What you need to do:
Comb the records below for the string "ketika" and copy each line where it turns up.
__________
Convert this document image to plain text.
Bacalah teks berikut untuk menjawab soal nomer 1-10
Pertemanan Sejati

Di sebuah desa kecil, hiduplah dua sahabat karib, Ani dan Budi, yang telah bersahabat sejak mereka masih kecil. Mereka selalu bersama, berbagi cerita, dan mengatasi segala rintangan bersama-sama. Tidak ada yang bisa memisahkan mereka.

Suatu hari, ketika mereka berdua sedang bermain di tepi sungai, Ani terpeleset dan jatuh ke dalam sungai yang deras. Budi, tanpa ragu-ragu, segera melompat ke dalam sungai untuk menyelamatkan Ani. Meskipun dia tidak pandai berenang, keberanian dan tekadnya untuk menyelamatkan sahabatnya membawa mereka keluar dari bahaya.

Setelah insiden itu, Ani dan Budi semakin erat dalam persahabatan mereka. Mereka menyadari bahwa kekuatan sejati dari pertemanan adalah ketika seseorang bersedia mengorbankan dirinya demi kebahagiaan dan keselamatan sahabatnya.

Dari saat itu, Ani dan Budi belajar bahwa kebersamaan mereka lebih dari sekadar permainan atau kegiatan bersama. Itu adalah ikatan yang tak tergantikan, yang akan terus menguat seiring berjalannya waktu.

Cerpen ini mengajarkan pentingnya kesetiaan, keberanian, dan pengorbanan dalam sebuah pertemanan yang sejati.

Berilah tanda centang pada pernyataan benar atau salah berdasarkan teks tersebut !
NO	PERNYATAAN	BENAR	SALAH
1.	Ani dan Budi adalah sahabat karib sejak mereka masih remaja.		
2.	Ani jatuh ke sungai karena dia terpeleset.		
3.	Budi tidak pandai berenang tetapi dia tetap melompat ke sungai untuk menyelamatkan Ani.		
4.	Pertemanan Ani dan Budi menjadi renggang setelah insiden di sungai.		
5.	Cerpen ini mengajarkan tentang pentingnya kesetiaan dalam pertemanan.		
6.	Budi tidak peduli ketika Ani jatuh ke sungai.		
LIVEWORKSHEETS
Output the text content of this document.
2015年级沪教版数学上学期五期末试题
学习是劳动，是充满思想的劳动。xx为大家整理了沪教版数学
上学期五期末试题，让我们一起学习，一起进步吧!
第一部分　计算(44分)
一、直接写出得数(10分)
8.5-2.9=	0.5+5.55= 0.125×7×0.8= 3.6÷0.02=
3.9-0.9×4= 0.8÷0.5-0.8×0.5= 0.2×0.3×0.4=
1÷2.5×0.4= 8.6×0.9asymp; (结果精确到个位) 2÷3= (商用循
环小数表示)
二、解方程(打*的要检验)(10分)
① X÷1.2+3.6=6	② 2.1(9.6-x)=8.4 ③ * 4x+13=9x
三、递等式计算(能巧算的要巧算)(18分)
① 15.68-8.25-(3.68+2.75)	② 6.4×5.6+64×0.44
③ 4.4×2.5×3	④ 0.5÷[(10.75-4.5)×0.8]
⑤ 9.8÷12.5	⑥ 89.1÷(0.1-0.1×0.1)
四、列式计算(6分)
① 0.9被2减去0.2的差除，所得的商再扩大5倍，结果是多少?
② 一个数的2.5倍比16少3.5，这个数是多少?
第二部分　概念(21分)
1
__________
Solution to this exercise:
Suatu hari, ketika mereka berdua sedang bermain di tepi sungai, Ani terpeleset dan jatuh ke dalam sungai yang deras. Budi, tanpa ragu-ragu, segera melompat ke dalam sungai untuk menyelamatkan Ani. Meskipun dia tidak pandai berenang, keberanian dan tekadnya untuk menyelamatkan sahabatnya membawa mereka keluar dari bahaya.
Setelah insiden itu, Ani dan Budi semakin erat dalam persahabatan mereka. Mereka menyadari bahwa kekuatan sejati dari pertemanan adalah ketika seseorang bersedia mengorbankan dirinya demi kebahagiaan dan keselamatan sahabatnya.
6.	Budi tidak peduli ketika Ani jatuh ke sungai.		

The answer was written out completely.